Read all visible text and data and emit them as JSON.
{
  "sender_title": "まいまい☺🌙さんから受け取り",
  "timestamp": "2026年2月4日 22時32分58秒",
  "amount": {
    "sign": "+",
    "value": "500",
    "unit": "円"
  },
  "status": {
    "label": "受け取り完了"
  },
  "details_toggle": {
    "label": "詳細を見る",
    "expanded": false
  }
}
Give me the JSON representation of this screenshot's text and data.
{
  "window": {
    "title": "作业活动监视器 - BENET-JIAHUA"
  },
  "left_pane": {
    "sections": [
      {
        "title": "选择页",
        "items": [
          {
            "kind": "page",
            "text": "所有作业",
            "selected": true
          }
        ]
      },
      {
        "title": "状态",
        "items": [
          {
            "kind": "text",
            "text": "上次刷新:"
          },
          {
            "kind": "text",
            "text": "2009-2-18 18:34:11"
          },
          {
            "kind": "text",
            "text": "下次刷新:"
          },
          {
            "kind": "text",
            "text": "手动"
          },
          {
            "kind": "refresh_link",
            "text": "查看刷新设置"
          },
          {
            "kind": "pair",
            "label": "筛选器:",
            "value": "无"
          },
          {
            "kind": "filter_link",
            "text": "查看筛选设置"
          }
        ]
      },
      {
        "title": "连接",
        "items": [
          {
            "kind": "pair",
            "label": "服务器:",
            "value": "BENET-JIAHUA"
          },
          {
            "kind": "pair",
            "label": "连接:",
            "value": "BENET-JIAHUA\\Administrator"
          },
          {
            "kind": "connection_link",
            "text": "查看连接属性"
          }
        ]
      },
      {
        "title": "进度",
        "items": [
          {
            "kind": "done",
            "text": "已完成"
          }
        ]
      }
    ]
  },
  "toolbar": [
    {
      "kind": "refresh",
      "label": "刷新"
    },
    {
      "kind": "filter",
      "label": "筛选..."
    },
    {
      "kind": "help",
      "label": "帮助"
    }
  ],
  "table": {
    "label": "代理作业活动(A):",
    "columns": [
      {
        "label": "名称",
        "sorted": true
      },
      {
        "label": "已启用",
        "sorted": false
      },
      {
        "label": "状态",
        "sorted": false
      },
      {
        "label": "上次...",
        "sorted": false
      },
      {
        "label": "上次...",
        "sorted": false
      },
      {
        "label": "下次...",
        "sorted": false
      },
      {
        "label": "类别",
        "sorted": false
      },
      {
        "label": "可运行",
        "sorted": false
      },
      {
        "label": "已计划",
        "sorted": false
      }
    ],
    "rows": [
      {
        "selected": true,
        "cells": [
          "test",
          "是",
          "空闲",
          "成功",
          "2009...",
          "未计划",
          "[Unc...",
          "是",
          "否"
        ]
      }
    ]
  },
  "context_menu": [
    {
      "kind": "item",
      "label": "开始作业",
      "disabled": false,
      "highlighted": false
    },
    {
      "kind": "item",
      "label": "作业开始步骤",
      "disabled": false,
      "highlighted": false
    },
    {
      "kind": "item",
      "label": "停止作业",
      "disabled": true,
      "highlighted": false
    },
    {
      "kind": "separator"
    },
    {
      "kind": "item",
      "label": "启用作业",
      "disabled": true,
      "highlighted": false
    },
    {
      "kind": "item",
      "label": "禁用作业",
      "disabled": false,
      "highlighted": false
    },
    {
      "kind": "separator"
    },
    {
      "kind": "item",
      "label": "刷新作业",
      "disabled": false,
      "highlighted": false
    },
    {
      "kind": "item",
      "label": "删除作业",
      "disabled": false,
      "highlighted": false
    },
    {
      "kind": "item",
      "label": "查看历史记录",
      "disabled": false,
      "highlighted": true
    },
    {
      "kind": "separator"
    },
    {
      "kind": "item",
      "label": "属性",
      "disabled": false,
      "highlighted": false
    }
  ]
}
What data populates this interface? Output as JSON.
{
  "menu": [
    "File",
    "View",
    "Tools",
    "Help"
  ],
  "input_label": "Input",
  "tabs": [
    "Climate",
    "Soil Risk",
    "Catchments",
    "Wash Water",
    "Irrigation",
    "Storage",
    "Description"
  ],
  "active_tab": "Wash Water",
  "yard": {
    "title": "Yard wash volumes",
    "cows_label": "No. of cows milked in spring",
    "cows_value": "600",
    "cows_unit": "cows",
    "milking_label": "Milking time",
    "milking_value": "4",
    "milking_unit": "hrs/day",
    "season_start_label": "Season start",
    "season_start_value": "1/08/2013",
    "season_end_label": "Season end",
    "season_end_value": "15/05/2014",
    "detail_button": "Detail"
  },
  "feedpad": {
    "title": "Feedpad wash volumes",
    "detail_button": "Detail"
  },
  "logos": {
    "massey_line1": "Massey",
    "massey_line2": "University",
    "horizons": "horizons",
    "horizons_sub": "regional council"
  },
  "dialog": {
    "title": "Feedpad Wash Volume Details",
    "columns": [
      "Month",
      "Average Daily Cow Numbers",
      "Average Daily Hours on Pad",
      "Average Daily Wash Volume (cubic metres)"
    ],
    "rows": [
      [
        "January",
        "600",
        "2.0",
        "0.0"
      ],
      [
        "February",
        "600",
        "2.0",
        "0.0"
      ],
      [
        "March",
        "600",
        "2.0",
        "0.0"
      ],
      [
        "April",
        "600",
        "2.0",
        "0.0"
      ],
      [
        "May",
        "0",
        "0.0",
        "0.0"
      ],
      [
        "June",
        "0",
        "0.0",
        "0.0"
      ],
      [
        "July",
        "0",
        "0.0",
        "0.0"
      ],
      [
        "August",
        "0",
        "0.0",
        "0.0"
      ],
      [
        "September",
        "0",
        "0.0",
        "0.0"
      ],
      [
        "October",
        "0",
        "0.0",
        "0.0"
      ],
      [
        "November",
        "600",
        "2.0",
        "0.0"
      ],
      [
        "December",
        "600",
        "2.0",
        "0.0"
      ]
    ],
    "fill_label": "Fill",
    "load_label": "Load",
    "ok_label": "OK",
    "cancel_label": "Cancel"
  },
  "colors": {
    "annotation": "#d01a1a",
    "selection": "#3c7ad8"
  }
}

════════

DIRECTIONS —
Make an exact copy of all the data.

CORRECT ANSWER —
Read all visible text and data and emit them as JSON.
{
  "sender_title": "まいまい☺🌙さんから受け取り",
  "timestamp": "2026年2月4日 22時32分58秒",
  "amount": {
    "sign": "+",
    "value": "500",
    "unit": "円"
  },
  "status": {
    "label": "受け取り完了"
  },
  "details_toggle": {
    "label": "詳細を見る",
    "expanded": false
  }
}
Give me the JSON representation of this screenshot's text and data.
{
  "window": {
    "title": "作业活动监视器 - BENET-JIAHUA"
  },
  "left_pane": {
    "sections": [
      {
        "title": "选择页",
        "items": [
          {
            "kind": "page",
            "text": "所有作业",
            "selected": true
          }
        ]
      },
      {
        "title": "状态",
        "items": [
          {
            "kind": "text",
            "text": "上次刷新:"
          },
          {
            "kind": "text",
            "text": "2009-2-18 18:34:11"
          },
          {
            "kind": "text",
            "text": "下次刷新:"
          },
          {
            "kind": "text",
            "text": "手动"
          },
          {
            "kind": "refresh_link",
            "text": "查看刷新设置"
          },
          {
            "kind": "pair",
            "label": "筛选器:",
            "value": "无"
          },
          {
            "kind": "filter_link",
            "text": "查看筛选设置"
          }
        ]
      },
      {
        "title": "连接",
        "items": [
          {
            "kind": "pair",
            "label": "服务器:",
            "value": "BENET-JIAHUA"
          },
          {
            "kind": "pair",
            "label": "连接:",
            "value": "BENET-JIAHUA\\Administrator"
          },
          {
            "kind": "connection_link",
            "text": "查看连接属性"
          }
        ]
      },
      {
        "title": "进度",
        "items": [
          {
            "kind": "done",
            "text": "已完成"
          }
        ]
      }
    ]
  },
  "toolbar": [
    {
      "kind": "refresh",
      "label": "刷新"
    },
    {
      "kind": "filter",
      "label": "筛选..."
    },
    {
      "kind": "help",
      "label": "帮助"
    }
  ],
  "table": {
    "label": "代理作业活动(A):",
    "columns": [
      {
        "label": "名称",
        "sorted": true
      },
      {
        "label": "已启用",
        "sorted": false
      },
      {
        "label": "状态",
        "sorted": false
      },
      {
        "label": "上次...",
        "sorted": false
      },
      {
        "label": "上次...",
        "sorted": false
      },
      {
        "label": "下次...",
        "sorted": false
      },
      {
        "label": "类别",
        "sorted": false
      },
      {
        "label": "可运行",
        "sorted": false
      },
      {
        "label": "已计划",
        "sorted": false
      }
    ],
    "rows": [
      {
        "selected": true,
        "cells": [
          "test",
          "是",
          "空闲",
          "成功",
          "2009...",
          "未计划",
          "[Unc...",
          "是",
          "否"
        ]
      }
    ]
  },
  "context_menu": [
    {
      "kind": "item",
      "label": "开始作业",
      "disabled": false,
      "highlighted": false
    },
    {
      "kind": "item",
      "label": "作业开始步骤",
      "disabled": false,
      "highlighted": false
    },
    {
      "kind": "item",
      "label": "停止作业",
      "disabled": true,
      "highlighted": false
    },
    {
      "kind": "separator"
    },
    {
      "kind": "item",
      "label": "启用作业",
      "disabled": true,
      "highlighted": false
    },
    {
      "kind": "item",
      "label": "禁用作业",
      "disabled": false,
      "highlighted": false
    },
    {
      "kind": "separator"
    },
    {
      "kind": "item",
      "label": "刷新作业",
      "disabled": false,
      "highlighted": false
    },
    {
      "kind": "item",
      "label": "删除作业",
      "disabled": false,
      "highlighted": false
    },
    {
      "kind": "item",
      "label": "查看历史记录",
      "disabled": false,
      "highlighted": true
    },
    {
      "kind": "separator"
    },
    {
      "kind": "item",
      "label": "属性",
      "disabled": false,
      "highlighted": false
    }
  ]
}
What data populates this interface? Output as JSON.
{
  "menu": [
    "File",
    "View",
    "Tools",
    "Help"
  ],
  "input_label": "Input",
  "tabs": [
    "Climate",
    "Soil Risk",
    "Catchments",
    "Wash Water",
    "Irrigation",
    "Storage",
    "Description"
  ],
  "active_tab": "Wash Water",
  "yard": {
    "title": "Yard wash volumes",
    "cows_label": "No. of cows milked in spring",
    "cows_value": "600",
    "cows_unit": "cows",
    "milking_label": "Milking time",
    "milking_value": "4",
    "milking_unit": "hrs/day",
    "season_start_label": "Season start",
    "season_start_value": "1/08/2013",
    "season_end_label": "Season end",
    "season_end_value": "15/05/2014",
    "detail_button": "Detail"
  },
  "feedpad": {
    "title": "Feedpad wash volumes",
    "detail_button": "Detail"
  },
  "logos": {
    "massey_line1": "Massey",
    "massey_line2": "University",
    "horizons": "horizons",
    "horizons_sub": "regional council"
  },
  "dialog": {
    "title": "Feedpad Wash Volume Details",
    "columns": [
      "Month",
      "Average Daily Cow Numbers",
      "Average Daily Hours on Pad",
      "Average Daily Wash Volume (cubic metres)"
    ],
    "rows": [
      [
        "January",
        "600",
        "2.0",
        "0.0"
      ],
      [
        "February",
        "600",
        "2.0",
        "0.0"
      ],
      [
        "March",
        "600",
        "2.0",
        "0.0"
      ],
      [
        "April",
        "600",
        "2.0",
        "0.0"
      ],
      [
        "May",
        "0",
        "0.0",
        "0.0"
      ],
      [
        "June",
        "0",
        "0.0",
        "0.0"
      ],
      [
        "July",
        "0",
        "0.0",
        "0.0"
      ],
      [
        "August",
        "0",
        "0.0",
        "0.0"
      ],
      [
        "September",
        "0",
        "0.0",
        "0.0"
      ],
      [
        "October",
        "0",
        "0.0",
        "0.0"
      ],
      [
        "November",
        "600",
        "2.0",
        "0.0"
      ],
      [
        "December",
        "600",
        "2.0",
        "0.0"
      ]
    ],
    "fill_label": "Fill",
    "load_label": "Load",
    "ok_label": "OK",
    "cancel_label": "Cancel"
  },
  "colors": {
    "annotation": "#d01a1a",
    "selection": "#3c7ad8"
  }
}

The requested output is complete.